The data —

════

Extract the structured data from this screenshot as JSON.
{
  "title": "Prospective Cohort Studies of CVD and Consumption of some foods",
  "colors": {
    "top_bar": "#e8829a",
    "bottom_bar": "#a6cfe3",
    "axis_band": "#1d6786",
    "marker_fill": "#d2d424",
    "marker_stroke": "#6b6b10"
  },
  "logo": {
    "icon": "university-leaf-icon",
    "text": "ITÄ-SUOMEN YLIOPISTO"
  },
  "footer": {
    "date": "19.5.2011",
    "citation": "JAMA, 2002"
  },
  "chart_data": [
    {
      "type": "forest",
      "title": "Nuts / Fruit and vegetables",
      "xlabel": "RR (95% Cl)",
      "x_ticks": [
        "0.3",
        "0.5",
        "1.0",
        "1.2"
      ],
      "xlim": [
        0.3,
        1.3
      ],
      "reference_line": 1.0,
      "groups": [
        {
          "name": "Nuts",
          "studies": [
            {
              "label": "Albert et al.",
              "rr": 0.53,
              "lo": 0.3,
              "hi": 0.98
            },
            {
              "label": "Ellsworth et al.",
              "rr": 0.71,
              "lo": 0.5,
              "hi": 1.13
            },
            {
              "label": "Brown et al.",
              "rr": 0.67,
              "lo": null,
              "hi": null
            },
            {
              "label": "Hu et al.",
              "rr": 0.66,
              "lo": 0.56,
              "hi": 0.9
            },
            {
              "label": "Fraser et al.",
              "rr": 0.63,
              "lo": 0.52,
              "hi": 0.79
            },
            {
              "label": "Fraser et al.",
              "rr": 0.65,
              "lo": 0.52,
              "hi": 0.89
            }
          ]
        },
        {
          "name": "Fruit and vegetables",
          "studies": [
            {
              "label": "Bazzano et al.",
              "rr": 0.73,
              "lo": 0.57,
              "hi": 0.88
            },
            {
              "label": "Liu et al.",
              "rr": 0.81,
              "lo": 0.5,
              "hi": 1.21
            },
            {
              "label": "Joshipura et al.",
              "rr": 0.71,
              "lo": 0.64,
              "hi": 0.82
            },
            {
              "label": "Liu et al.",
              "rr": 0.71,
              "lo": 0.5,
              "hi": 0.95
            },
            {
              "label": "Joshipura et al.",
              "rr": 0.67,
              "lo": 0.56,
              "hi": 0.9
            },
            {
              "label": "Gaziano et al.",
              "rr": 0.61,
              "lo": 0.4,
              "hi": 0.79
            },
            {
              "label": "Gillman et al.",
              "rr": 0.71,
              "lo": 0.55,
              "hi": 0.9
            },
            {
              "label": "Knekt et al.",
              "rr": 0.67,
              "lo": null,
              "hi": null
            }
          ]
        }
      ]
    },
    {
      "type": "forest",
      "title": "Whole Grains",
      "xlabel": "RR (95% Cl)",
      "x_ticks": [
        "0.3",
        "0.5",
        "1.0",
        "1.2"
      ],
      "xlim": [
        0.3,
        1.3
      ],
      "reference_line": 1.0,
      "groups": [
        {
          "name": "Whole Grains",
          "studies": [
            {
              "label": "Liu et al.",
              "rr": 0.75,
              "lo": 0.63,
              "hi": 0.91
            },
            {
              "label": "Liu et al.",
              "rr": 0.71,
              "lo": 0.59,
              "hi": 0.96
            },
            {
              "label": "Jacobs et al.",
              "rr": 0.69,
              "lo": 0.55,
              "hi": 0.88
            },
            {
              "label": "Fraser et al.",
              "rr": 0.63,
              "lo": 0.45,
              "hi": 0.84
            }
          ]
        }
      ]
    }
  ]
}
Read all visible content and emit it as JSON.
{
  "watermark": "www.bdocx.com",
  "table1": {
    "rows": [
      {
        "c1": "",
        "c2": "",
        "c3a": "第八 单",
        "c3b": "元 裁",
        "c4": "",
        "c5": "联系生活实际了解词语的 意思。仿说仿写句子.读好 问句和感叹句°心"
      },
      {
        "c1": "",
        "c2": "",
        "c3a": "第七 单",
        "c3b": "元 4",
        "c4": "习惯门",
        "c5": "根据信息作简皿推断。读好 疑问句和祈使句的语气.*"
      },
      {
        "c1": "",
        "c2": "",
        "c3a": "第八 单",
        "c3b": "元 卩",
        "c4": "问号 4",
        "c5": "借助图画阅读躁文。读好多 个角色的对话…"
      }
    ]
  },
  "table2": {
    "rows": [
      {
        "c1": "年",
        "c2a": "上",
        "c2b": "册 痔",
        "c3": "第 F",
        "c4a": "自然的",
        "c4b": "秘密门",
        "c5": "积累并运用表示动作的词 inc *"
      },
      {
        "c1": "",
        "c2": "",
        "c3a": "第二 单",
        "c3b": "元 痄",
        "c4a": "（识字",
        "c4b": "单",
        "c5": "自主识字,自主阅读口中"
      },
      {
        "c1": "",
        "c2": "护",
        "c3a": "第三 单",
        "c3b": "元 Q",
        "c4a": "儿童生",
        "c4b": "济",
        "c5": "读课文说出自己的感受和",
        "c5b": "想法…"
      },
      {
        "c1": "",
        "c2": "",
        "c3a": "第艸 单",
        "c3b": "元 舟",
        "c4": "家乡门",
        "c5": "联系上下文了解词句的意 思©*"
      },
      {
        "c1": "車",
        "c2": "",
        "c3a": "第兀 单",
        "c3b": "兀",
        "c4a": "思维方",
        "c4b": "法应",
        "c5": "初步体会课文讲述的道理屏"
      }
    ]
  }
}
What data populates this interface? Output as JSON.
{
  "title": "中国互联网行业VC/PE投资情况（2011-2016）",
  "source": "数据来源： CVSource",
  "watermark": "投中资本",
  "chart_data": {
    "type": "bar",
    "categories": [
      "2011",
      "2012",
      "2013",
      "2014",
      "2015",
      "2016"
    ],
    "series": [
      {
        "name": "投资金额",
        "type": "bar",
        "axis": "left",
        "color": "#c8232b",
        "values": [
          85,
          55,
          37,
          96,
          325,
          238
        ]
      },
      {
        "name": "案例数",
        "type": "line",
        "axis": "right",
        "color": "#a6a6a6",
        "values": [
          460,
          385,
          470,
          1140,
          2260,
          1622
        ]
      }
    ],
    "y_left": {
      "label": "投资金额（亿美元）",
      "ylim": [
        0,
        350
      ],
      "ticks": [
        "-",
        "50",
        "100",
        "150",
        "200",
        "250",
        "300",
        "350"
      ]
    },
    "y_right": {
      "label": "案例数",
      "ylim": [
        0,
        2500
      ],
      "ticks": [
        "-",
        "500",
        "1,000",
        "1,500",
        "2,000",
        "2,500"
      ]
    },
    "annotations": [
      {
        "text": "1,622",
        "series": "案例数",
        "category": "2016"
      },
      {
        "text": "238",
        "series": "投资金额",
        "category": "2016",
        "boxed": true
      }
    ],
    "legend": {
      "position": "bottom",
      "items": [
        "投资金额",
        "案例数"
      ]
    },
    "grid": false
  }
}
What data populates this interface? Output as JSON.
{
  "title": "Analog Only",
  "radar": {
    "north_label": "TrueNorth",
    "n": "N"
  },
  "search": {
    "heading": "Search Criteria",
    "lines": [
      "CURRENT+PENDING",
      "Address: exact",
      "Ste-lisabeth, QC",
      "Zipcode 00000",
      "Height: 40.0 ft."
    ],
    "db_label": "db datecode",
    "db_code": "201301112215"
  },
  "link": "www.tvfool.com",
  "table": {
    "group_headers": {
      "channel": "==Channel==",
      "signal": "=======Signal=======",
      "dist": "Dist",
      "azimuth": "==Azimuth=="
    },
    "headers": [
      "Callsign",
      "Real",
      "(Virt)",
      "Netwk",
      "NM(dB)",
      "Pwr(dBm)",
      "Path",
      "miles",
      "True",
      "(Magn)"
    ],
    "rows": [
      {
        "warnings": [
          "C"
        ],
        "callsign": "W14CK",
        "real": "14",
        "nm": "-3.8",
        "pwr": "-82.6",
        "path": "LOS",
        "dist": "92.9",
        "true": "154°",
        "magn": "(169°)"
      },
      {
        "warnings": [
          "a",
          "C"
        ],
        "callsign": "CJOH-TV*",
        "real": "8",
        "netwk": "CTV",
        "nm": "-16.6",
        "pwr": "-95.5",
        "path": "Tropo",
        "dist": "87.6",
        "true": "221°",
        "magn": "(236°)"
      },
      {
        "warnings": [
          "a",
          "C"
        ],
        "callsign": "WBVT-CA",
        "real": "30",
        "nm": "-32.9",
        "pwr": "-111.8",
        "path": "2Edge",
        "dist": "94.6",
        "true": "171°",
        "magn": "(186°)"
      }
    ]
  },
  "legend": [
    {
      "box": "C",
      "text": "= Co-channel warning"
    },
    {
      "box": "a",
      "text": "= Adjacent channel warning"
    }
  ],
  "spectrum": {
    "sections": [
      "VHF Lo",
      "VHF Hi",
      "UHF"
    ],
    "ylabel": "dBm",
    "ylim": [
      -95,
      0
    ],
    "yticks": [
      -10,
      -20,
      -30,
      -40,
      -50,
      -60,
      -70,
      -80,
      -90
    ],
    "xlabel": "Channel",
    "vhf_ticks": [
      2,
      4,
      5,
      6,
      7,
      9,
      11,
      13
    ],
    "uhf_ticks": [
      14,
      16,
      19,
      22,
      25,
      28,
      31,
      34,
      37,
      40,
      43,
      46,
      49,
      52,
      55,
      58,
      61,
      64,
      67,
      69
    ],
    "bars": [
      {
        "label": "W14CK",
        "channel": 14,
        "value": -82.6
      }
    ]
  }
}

════

Identify every line above with the string "name" in it. Copy those lines.

          "name": "Nuts",
          "name": "Fruit and vegetables",
          "name": "Whole Grains",
        "name": "投资金额",
        "name": "案例数",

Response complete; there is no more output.